Exactly reproduce the lines beginning with the line that includes "Extract all readable text from this page." and ending with the last line of the data.

(Data entries)
## Start
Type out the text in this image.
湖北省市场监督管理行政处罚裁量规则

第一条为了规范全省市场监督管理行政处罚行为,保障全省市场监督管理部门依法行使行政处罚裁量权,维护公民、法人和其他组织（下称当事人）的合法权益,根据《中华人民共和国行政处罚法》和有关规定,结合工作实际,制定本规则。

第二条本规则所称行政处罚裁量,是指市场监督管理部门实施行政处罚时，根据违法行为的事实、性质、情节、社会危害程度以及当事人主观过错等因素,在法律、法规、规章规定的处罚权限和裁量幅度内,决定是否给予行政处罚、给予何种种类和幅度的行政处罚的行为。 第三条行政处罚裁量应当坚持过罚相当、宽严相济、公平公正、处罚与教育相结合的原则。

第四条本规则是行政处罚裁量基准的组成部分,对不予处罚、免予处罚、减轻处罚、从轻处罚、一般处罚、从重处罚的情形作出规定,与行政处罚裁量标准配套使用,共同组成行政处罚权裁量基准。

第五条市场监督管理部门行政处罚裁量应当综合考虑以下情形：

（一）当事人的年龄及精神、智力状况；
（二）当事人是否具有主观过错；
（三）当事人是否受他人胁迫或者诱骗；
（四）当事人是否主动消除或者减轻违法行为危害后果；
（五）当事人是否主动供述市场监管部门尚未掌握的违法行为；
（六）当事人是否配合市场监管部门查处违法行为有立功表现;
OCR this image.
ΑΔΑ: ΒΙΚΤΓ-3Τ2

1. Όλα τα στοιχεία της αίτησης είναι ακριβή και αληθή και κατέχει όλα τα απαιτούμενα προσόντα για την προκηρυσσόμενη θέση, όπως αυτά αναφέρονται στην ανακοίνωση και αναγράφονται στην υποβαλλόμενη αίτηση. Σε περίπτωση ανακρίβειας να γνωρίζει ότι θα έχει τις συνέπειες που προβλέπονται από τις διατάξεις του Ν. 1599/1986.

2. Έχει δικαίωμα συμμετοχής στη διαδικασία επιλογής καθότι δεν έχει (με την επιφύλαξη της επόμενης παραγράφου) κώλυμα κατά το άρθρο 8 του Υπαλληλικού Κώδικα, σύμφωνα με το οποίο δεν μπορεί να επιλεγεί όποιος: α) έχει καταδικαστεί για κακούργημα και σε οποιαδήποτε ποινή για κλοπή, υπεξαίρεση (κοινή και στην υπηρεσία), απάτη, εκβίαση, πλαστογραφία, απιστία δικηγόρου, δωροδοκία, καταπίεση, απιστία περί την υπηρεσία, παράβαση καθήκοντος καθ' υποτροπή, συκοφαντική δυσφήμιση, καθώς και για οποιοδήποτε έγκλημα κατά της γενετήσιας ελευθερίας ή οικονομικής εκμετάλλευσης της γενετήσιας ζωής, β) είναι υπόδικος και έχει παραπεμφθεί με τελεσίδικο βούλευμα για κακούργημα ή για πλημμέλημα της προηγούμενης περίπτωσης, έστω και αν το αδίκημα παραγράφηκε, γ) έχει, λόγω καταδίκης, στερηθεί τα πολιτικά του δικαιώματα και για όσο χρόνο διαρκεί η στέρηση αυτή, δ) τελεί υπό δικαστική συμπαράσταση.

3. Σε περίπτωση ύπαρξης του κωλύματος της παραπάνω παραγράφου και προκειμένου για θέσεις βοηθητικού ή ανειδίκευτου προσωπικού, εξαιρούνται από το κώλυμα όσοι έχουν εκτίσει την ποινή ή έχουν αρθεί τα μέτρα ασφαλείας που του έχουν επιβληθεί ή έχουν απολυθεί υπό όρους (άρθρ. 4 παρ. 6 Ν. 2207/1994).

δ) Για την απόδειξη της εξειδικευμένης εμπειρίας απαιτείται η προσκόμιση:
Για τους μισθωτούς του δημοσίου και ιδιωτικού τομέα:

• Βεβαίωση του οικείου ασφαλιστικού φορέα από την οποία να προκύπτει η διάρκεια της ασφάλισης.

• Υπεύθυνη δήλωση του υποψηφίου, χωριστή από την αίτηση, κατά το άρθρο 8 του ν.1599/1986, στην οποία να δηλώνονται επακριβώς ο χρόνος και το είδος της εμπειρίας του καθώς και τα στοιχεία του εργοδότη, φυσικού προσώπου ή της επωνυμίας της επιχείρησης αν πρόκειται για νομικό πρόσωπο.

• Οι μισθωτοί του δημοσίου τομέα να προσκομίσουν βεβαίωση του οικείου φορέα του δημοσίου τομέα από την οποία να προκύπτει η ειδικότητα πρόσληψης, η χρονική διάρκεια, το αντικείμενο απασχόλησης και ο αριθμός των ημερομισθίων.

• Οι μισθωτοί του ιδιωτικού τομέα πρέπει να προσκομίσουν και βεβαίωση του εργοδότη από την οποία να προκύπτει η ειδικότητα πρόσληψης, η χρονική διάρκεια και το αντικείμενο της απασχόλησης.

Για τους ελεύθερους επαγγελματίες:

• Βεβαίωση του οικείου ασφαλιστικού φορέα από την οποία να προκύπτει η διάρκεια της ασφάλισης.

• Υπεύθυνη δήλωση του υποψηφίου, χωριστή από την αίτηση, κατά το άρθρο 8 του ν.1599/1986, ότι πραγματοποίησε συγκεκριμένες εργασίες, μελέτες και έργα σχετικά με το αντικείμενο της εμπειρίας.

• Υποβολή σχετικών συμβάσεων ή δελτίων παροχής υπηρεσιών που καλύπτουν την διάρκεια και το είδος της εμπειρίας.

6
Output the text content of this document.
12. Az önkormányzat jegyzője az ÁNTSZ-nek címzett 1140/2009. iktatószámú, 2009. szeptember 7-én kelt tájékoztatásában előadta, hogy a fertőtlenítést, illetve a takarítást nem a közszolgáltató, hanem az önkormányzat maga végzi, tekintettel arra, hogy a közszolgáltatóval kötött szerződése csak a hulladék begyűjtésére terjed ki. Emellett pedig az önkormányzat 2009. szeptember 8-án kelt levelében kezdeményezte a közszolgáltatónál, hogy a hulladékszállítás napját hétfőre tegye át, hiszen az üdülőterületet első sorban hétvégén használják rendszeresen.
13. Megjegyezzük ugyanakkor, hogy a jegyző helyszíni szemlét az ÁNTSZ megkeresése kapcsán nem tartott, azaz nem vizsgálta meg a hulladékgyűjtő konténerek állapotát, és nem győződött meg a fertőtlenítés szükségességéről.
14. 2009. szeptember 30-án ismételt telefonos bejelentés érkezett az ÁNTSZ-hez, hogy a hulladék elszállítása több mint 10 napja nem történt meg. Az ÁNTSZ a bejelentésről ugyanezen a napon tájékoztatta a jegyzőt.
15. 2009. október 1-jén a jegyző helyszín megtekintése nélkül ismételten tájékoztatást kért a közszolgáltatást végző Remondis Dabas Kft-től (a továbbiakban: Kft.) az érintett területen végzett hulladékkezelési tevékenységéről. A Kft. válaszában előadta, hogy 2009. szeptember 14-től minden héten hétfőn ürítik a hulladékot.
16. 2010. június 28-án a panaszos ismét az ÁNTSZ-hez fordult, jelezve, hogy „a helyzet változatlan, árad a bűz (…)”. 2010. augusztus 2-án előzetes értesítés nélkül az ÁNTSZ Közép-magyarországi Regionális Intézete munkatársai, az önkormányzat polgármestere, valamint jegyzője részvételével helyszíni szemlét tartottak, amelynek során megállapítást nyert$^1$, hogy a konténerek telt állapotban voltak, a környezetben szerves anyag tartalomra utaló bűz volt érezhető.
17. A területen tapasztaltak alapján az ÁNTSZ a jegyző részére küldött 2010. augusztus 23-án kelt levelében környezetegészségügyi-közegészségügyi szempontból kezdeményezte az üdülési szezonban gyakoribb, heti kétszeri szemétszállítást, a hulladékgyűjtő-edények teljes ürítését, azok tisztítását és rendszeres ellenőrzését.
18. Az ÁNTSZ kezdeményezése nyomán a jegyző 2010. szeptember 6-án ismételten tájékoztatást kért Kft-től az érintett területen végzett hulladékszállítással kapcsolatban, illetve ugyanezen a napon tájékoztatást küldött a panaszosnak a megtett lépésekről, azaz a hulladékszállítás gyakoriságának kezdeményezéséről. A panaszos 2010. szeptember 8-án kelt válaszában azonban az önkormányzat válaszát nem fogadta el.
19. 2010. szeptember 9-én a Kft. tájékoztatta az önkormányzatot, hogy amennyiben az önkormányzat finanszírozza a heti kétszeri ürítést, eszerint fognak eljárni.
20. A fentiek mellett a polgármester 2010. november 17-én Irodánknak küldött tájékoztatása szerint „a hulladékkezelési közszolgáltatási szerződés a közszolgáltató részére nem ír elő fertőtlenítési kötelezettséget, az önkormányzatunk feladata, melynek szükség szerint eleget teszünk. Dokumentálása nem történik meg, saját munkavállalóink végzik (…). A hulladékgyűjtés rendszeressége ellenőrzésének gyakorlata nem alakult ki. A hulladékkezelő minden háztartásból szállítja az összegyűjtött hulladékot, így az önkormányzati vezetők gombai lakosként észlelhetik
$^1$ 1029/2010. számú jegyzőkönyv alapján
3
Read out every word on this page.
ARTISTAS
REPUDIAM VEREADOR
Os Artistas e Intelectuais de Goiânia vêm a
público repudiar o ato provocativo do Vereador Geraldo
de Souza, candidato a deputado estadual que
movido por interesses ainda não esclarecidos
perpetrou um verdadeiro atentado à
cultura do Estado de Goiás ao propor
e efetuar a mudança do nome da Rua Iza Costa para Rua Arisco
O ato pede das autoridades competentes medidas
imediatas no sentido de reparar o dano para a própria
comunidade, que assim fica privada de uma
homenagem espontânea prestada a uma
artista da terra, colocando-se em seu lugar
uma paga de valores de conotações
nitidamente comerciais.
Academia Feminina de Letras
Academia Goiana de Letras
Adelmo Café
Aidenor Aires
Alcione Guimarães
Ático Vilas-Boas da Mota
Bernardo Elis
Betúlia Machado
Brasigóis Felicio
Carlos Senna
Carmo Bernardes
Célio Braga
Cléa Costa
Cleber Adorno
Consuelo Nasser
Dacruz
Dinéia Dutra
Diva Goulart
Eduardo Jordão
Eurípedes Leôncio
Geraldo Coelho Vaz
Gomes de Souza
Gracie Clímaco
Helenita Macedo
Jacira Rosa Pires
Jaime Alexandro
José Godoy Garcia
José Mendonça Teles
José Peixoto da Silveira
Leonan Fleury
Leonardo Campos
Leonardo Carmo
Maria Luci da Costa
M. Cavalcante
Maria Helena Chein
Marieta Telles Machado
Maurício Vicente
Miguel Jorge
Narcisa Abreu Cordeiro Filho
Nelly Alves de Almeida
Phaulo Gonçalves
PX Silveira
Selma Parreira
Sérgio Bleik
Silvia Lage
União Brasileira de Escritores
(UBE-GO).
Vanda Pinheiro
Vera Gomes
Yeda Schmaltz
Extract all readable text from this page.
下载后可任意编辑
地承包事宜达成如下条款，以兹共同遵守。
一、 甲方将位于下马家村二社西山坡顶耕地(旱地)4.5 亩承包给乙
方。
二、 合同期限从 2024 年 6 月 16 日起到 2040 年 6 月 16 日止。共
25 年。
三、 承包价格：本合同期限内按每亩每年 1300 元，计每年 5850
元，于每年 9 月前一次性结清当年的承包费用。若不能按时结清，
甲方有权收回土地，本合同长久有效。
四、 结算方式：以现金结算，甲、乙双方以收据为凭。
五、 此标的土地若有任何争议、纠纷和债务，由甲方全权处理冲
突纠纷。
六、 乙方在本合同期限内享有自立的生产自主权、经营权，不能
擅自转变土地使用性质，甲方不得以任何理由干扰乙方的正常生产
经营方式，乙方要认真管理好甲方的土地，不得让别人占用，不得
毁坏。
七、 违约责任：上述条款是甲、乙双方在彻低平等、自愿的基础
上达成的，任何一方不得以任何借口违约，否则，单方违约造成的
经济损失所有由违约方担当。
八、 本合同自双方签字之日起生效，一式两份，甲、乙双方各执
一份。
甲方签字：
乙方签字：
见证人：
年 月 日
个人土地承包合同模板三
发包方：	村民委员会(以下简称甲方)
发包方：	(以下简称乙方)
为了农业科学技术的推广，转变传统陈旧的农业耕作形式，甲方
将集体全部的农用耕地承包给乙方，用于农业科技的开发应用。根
## End
▶ **Exercise solution**
Extract all readable text from this page.
下载后可任意编辑
地承包事宜达成如下条款，以兹共同遵守。
一、 甲方将位于下马家村二社西山坡顶耕地(旱地)4.5 亩承包给乙
方。
二、 合同期限从 2024 年 6 月 16 日起到 2040 年 6 月 16 日止。共
25 年。
三、 承包价格：本合同期限内按每亩每年 1300 元，计每年 5850
元，于每年 9 月前一次性结清当年的承包费用。若不能按时结清，
甲方有权收回土地，本合同长久有效。
四、 结算方式：以现金结算，甲、乙双方以收据为凭。
五、 此标的土地若有任何争议、纠纷和债务，由甲方全权处理冲
突纠纷。
六、 乙方在本合同期限内享有自立的生产自主权、经营权，不能
擅自转变土地使用性质，甲方不得以任何理由干扰乙方的正常生产
经营方式，乙方要认真管理好甲方的土地，不得让别人占用，不得
毁坏。
七、 违约责任：上述条款是甲、乙双方在彻低平等、自愿的基础
上达成的，任何一方不得以任何借口违约，否则，单方违约造成的
经济损失所有由违约方担当。
八、 本合同自双方签字之日起生效，一式两份，甲、乙双方各执
一份。
甲方签字：
乙方签字：
见证人：
年 月 日
个人土地承包合同模板三
发包方：	村民委员会(以下简称甲方)
发包方：	(以下简称乙方)
为了农业科学技术的推广，转变传统陈旧的农业耕作形式，甲方
将集体全部的农用耕地承包给乙方，用于农业科技的开发应用。根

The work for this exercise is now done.